* **Problem**
Reproduce the lines verbatim, starting at the beginning of the records and continuing through the line containing "series-line-golf — [82, 58, 600, 196]", including that line.

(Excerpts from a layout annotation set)
* * *

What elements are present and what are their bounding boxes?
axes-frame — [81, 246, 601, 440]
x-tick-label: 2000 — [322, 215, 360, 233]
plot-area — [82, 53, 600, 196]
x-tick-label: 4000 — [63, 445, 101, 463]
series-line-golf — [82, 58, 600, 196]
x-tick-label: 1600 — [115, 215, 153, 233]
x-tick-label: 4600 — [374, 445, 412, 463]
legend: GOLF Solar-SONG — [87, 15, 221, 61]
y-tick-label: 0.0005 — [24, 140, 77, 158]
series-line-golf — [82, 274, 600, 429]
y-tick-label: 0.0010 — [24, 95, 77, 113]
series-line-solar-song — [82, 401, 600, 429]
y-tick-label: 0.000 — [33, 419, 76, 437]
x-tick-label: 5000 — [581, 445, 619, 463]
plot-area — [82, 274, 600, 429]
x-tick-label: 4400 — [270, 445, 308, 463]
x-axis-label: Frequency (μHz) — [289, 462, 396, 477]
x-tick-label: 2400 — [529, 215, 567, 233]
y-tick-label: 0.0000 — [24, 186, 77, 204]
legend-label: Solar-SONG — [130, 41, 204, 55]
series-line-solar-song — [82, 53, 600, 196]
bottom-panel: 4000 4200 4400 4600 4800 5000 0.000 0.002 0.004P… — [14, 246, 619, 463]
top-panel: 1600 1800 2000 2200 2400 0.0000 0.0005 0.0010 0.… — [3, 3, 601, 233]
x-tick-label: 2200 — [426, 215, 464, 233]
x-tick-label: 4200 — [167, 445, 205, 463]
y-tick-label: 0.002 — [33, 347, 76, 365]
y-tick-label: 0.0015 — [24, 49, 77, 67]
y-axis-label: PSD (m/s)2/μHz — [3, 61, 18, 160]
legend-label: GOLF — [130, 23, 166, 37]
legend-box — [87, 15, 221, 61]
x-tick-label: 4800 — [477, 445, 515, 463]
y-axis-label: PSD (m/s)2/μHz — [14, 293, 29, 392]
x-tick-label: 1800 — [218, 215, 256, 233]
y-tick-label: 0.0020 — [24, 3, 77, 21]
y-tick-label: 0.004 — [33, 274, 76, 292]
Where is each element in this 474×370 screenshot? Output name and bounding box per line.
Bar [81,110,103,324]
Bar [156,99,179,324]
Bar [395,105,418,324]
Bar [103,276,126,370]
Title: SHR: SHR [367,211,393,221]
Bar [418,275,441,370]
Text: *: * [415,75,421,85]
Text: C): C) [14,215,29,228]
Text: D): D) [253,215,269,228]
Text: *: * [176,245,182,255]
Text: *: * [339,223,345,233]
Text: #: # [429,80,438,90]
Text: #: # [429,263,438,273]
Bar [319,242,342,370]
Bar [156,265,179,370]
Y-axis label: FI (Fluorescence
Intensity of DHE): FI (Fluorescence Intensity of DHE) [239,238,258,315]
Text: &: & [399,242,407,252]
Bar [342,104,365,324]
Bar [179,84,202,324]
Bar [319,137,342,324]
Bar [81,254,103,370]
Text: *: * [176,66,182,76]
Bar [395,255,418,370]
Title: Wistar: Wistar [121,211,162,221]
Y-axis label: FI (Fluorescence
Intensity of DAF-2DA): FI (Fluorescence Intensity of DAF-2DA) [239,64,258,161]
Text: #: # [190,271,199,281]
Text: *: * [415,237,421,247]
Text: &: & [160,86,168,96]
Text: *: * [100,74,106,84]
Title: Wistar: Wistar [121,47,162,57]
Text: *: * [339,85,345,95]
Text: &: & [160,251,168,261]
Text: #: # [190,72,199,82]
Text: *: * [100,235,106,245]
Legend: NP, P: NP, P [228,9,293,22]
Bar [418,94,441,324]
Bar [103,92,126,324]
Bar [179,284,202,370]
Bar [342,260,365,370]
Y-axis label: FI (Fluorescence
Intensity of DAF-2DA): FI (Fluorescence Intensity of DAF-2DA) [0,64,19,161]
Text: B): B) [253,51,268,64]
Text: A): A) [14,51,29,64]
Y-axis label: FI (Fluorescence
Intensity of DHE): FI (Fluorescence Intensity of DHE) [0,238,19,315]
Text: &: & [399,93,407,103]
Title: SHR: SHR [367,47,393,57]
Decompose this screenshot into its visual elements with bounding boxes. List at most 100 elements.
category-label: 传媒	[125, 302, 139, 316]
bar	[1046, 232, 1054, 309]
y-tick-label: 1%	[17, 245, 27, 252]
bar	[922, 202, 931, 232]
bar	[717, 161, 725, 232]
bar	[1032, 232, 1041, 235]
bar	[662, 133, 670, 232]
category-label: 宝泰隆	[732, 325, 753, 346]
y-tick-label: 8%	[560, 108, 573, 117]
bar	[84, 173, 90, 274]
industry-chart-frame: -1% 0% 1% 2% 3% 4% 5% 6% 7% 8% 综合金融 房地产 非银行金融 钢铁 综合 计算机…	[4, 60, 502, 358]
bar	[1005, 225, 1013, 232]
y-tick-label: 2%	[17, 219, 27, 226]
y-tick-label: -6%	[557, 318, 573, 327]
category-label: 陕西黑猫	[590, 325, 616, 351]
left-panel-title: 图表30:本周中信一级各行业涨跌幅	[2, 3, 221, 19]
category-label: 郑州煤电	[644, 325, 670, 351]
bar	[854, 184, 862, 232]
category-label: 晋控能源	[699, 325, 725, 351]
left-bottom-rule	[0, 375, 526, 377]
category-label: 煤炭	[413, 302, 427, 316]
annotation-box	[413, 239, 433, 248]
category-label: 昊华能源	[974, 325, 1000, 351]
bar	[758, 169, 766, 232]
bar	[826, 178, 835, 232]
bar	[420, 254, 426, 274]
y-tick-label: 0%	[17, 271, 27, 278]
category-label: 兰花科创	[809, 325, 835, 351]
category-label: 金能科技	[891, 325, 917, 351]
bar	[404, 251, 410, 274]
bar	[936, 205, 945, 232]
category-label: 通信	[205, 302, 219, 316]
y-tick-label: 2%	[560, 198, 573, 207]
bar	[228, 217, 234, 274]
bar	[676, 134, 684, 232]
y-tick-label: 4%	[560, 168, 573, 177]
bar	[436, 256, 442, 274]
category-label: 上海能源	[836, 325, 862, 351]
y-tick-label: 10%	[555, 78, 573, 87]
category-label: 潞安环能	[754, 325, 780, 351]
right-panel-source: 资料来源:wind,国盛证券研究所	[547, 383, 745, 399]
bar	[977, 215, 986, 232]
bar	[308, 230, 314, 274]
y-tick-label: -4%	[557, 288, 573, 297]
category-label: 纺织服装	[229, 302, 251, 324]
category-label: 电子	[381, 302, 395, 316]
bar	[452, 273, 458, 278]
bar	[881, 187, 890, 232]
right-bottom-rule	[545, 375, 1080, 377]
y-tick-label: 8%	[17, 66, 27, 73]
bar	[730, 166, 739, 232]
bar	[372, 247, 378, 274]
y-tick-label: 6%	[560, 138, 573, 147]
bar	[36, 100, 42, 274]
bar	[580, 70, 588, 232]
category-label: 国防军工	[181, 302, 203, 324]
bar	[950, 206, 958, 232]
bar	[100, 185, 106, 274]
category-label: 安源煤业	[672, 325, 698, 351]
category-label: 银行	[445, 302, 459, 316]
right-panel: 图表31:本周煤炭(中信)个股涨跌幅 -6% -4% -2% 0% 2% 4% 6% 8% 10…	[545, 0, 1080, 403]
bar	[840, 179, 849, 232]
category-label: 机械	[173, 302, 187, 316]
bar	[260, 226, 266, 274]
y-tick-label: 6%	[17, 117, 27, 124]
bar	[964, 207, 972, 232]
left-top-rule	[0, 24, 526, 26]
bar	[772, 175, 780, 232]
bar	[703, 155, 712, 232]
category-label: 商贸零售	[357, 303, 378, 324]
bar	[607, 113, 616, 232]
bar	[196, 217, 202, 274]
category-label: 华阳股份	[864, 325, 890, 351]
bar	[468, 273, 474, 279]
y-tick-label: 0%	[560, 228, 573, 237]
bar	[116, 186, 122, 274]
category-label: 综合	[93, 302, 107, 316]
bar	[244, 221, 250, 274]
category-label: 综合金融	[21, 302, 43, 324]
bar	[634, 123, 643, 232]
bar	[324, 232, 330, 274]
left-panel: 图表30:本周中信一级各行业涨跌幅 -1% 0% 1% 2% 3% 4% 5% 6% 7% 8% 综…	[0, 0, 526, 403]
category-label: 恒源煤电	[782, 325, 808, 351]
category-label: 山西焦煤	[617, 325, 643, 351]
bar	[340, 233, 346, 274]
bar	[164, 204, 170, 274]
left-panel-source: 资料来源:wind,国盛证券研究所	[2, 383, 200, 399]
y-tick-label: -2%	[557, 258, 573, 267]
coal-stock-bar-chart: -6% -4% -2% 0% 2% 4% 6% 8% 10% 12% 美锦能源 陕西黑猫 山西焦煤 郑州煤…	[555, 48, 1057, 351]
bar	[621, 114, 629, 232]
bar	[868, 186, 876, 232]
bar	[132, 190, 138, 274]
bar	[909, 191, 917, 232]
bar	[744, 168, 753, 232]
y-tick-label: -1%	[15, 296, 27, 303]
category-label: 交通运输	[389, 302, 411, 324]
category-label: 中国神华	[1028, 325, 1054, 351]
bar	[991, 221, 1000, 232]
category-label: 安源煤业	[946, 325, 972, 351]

* * *

* **Solution to this exercise**
What elements are present and what are their bounding boxes?
axes-frame — [81, 246, 601, 440]
x-tick-label: 2000 — [322, 215, 360, 233]
plot-area — [82, 53, 600, 196]
x-tick-label: 4000 — [63, 445, 101, 463]
series-line-golf — [82, 58, 600, 196]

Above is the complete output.